■ **WHAT IS EXPECTED**
Write out all of the entries that follow, word for word, but skip the pictures.

※ ※ ※

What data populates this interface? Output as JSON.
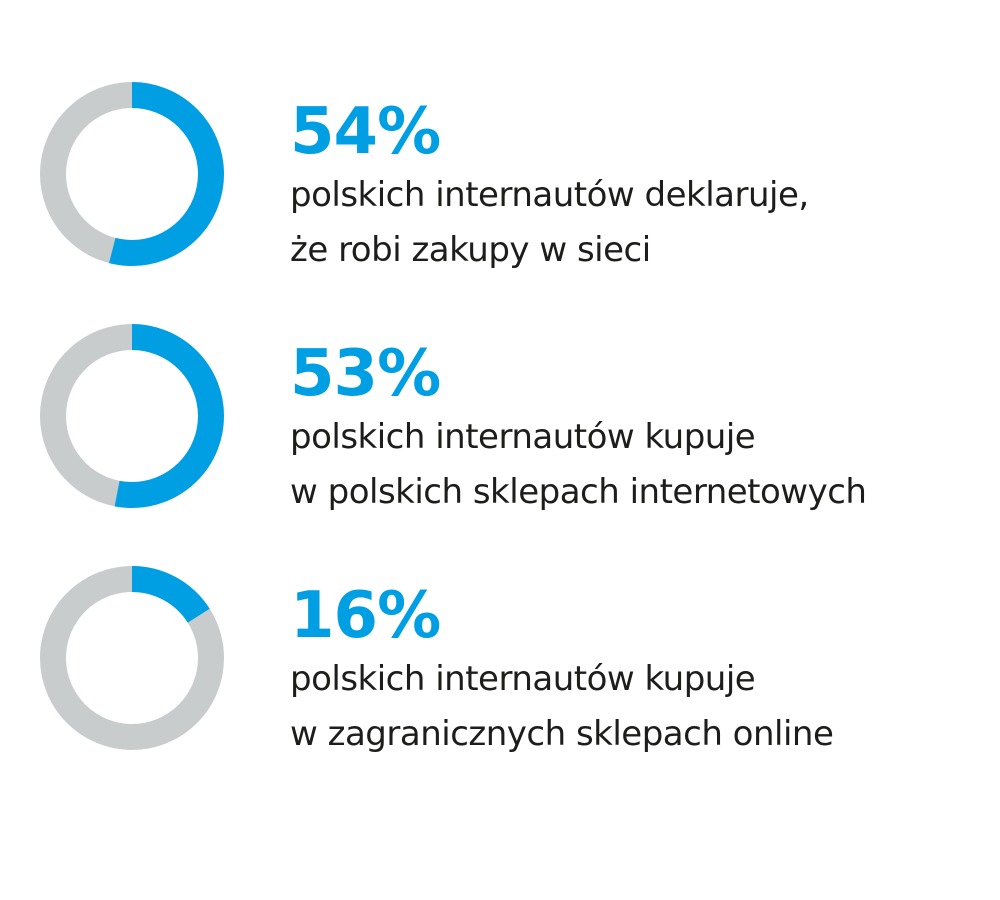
{
  "colors": {
    "accent": "#009fe3",
    "track": "#c8cccc",
    "text": "#1d1d1b"
  },
  "chart_data": {
    "type": "pie",
    "categories": [
      "polskich internautów deklaruje, że robi zakupy w sieci",
      "polskich internautów kupuje w polskich sklepach internetowych",
      "polskich internautów kupuje w zagranicznych sklepach online"
    ],
    "values": [
      54,
      53,
      16
    ],
    "unit": "%"
  },
  "stats": [
    {
      "value_label": "54%",
      "value": 54,
      "lines": [
        "polskich internautów deklaruje,",
        "że robi zakupy w sieci"
      ]
    },
    {
      "value_label": "53%",
      "value": 53,
      "lines": [
        "polskich internautów kupuje",
        "w polskich sklepach internetowych"
      ]
    },
    {
      "value_label": "16%",
      "value": 16,
      "lines": [
        "polskich internautów kupuje",
        "w zagranicznych sklepach online"
      ]
    }
  ]
}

※ ※ ※

■ **FINAL RESULT**
What data populates this interface? Output as JSON.
{
  "colors": {
    "accent": "#009fe3",
    "track": "#c8cccc",
    "text": "#1d1d1b"
  },
  "chart_data": {
    "type": "pie",
    "categories": [
      "polskich internautów deklaruje, że robi zakupy w sieci",
      "polskich internautów kupuje w polskich sklepach internetowych",
      "polskich internautów kupuje w zagranicznych sklepach online"
    ],
    "values": [
      54,
      53,
      16
    ],
    "unit": "%"
  },
  "stats": [
    {
      "value_label": "54%",
      "value": 54,
      "lines": [
        "polskich internautów deklaruje,",
        "że robi zakupy w sieci"
      ]
    },
    {
      "value_label": "53%",
      "value": 53,
      "lines": [
        "polskich internautów kupuje",
        "w polskich sklepach internetowych"
      ]
    },
    {
      "value_label": "16%",
      "value": 16,
      "lines": [
        "polskich internautów kupuje",
        "w zagranicznych sklepach online"
      ]
    }
  ]
}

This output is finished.